*DATA SHOWN*
────────────────────────────────────────

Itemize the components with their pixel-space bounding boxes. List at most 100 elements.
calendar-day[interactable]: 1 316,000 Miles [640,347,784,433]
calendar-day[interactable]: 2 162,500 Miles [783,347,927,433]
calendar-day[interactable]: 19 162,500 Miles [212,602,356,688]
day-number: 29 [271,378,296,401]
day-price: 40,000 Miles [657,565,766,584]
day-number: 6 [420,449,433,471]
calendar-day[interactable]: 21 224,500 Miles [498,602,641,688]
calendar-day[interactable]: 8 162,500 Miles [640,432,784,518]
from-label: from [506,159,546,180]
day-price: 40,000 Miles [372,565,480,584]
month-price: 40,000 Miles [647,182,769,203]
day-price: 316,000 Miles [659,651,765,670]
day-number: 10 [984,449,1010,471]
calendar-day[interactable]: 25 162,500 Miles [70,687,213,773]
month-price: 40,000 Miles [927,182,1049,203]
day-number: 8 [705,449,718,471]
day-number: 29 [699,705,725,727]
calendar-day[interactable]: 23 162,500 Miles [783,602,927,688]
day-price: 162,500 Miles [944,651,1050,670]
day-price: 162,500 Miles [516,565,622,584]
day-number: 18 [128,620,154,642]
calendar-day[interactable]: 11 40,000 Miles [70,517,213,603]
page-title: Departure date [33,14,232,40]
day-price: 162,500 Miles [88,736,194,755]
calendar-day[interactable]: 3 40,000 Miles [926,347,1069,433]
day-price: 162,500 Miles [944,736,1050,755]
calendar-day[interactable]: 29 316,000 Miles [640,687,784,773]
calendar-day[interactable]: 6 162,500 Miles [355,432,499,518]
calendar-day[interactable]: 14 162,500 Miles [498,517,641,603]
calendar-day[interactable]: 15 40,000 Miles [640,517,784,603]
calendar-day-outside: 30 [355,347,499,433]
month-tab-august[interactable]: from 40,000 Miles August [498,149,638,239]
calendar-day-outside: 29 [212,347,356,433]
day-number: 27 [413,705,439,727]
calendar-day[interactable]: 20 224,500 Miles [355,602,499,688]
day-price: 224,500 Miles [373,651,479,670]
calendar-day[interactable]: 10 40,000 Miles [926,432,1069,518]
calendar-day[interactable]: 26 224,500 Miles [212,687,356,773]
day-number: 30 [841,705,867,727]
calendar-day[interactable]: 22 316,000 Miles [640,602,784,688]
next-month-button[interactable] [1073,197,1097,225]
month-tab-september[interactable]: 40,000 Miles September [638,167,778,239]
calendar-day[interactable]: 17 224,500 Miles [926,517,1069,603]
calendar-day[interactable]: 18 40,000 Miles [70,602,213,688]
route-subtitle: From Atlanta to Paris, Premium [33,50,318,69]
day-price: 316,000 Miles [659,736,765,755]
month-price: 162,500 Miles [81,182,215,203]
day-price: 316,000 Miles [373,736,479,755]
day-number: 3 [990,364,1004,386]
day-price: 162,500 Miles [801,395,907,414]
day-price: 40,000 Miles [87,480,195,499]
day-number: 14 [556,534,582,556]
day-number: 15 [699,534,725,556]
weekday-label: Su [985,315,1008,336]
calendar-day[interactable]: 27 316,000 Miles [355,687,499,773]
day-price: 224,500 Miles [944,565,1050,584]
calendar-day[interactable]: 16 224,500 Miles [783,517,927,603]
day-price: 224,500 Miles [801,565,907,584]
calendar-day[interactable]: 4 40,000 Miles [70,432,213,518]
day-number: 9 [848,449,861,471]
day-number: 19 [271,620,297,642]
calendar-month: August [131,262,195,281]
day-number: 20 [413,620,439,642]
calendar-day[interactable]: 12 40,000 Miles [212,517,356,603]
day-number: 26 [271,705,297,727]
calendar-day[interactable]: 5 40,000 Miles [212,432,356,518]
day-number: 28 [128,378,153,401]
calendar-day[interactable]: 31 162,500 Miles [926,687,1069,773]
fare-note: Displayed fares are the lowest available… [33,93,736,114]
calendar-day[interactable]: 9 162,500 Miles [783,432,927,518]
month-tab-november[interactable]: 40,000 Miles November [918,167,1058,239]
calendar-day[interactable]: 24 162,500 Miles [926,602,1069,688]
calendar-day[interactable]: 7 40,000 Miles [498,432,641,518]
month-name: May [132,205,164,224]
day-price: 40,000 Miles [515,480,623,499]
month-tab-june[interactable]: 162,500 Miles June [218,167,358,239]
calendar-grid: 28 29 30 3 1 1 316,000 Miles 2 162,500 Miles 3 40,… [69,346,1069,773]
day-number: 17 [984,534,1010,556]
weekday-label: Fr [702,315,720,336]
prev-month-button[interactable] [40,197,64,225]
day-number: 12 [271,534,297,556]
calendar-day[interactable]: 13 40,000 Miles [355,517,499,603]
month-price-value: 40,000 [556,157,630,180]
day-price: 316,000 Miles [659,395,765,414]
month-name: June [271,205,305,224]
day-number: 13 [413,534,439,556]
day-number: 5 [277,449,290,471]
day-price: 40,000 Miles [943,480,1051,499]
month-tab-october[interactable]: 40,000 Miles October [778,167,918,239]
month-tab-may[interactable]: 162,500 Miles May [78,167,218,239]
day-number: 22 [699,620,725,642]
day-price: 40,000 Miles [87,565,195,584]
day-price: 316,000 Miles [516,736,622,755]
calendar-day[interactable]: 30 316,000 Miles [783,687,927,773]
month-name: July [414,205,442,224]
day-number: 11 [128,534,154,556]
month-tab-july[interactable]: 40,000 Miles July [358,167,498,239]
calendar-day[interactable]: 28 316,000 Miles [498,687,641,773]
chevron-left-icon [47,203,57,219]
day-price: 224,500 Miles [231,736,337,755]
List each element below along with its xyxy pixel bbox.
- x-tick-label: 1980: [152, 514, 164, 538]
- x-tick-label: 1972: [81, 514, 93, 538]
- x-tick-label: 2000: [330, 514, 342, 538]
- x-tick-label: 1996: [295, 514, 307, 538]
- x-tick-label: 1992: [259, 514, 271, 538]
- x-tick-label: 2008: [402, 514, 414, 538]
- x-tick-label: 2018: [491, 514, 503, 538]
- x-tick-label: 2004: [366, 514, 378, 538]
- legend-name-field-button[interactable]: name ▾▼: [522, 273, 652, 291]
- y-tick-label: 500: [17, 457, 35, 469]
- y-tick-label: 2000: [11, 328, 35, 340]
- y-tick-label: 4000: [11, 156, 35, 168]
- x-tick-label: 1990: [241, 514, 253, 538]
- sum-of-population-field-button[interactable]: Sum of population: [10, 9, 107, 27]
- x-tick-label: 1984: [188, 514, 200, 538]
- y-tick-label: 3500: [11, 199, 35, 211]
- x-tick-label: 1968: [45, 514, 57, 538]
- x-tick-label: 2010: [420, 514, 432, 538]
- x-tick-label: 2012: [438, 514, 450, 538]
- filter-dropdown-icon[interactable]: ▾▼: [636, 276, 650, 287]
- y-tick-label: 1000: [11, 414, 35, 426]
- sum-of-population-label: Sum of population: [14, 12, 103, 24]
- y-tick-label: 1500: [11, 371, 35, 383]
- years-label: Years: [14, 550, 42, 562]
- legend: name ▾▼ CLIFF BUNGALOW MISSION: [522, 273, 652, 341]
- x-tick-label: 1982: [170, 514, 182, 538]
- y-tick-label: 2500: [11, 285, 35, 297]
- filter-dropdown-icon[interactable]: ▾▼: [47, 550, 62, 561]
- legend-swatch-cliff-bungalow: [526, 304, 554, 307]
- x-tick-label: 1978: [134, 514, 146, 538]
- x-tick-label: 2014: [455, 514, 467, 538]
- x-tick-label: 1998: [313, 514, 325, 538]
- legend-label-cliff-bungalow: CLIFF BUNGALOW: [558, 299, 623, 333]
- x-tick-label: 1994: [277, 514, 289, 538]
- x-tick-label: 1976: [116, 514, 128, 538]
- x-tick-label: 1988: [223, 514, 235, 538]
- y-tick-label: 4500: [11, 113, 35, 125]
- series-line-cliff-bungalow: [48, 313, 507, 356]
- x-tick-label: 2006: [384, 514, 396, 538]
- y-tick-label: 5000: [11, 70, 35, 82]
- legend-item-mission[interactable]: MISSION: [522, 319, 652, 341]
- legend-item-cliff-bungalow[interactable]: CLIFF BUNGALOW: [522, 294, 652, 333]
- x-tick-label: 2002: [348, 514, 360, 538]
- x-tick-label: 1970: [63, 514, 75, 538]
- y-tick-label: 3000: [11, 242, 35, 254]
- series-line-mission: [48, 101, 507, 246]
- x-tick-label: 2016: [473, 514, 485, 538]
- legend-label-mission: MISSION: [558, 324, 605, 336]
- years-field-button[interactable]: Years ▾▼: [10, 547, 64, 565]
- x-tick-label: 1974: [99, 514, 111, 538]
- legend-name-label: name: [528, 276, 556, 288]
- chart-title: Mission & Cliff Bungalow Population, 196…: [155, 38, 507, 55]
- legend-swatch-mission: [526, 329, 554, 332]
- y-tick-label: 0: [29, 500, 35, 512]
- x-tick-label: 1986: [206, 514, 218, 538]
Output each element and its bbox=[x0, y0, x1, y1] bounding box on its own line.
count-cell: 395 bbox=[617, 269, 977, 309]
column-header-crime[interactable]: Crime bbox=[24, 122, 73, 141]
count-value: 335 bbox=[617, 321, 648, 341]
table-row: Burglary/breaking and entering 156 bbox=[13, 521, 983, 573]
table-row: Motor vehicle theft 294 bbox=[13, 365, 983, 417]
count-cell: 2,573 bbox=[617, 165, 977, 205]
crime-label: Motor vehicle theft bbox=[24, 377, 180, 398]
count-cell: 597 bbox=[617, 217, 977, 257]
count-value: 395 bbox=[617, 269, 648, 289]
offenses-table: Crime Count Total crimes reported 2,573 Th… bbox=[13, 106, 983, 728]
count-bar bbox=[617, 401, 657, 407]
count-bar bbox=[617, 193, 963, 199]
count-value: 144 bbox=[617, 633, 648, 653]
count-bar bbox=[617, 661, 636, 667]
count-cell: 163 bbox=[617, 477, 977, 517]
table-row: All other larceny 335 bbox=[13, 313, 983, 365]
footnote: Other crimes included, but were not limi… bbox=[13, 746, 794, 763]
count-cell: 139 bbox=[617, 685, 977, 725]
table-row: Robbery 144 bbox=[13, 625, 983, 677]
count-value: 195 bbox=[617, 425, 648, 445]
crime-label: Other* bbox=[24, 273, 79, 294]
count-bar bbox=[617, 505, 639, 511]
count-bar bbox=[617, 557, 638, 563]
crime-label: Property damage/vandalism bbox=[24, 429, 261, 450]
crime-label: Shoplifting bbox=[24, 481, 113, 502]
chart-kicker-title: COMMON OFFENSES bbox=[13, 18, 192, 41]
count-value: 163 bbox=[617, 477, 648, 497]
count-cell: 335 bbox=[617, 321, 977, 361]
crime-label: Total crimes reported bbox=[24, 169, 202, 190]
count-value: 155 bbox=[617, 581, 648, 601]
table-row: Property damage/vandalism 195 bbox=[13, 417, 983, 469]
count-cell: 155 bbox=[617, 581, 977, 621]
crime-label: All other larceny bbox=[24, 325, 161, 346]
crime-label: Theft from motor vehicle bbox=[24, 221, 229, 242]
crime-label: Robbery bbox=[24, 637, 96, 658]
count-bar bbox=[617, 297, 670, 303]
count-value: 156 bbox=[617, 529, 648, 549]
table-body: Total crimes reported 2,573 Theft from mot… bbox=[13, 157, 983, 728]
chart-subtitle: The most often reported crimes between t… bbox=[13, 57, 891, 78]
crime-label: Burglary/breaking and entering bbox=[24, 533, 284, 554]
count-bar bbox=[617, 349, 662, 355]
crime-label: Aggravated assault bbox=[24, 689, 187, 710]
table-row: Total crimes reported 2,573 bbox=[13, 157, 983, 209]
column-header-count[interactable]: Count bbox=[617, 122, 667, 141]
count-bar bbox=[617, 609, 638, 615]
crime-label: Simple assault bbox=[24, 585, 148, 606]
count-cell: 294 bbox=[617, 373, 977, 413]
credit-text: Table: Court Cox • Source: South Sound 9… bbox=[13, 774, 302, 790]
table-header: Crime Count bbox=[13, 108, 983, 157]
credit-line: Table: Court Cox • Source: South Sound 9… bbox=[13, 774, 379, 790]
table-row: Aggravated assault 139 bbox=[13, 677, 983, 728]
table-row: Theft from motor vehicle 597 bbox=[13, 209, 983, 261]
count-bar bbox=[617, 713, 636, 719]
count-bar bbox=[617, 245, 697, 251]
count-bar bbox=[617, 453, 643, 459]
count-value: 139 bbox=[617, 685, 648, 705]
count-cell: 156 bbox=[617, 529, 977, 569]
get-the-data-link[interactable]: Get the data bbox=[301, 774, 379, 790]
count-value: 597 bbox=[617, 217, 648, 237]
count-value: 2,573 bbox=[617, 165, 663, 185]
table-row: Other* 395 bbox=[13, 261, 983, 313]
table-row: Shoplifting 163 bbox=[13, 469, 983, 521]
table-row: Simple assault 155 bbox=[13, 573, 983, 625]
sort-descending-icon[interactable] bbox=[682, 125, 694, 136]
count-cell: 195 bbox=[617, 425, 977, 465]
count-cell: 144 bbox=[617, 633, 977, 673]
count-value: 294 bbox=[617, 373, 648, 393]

────────────────────────────────────────

*REQUIREMENT*
Please copy, word for word, the items from the first line up to and including the line with "day-price: 316,000 Miles [659,651,765,670]".

*SOLUTION TO THIS EXERCISE*
Itemize the components with their pixel-space bounding boxes. List at most 100 elements.
calendar-day[interactable]: 1 316,000 Miles [640,347,784,433]
calendar-day[interactable]: 2 162,500 Miles [783,347,927,433]
calendar-day[interactable]: 19 162,500 Miles [212,602,356,688]
day-number: 29 [271,378,296,401]
day-price: 40,000 Miles [657,565,766,584]
day-number: 6 [420,449,433,471]
calendar-day[interactable]: 21 224,500 Miles [498,602,641,688]
calendar-day[interactable]: 8 162,500 Miles [640,432,784,518]
from-label: from [506,159,546,180]
day-price: 40,000 Miles [372,565,480,584]
month-price: 40,000 Miles [647,182,769,203]
day-price: 316,000 Miles [659,651,765,670]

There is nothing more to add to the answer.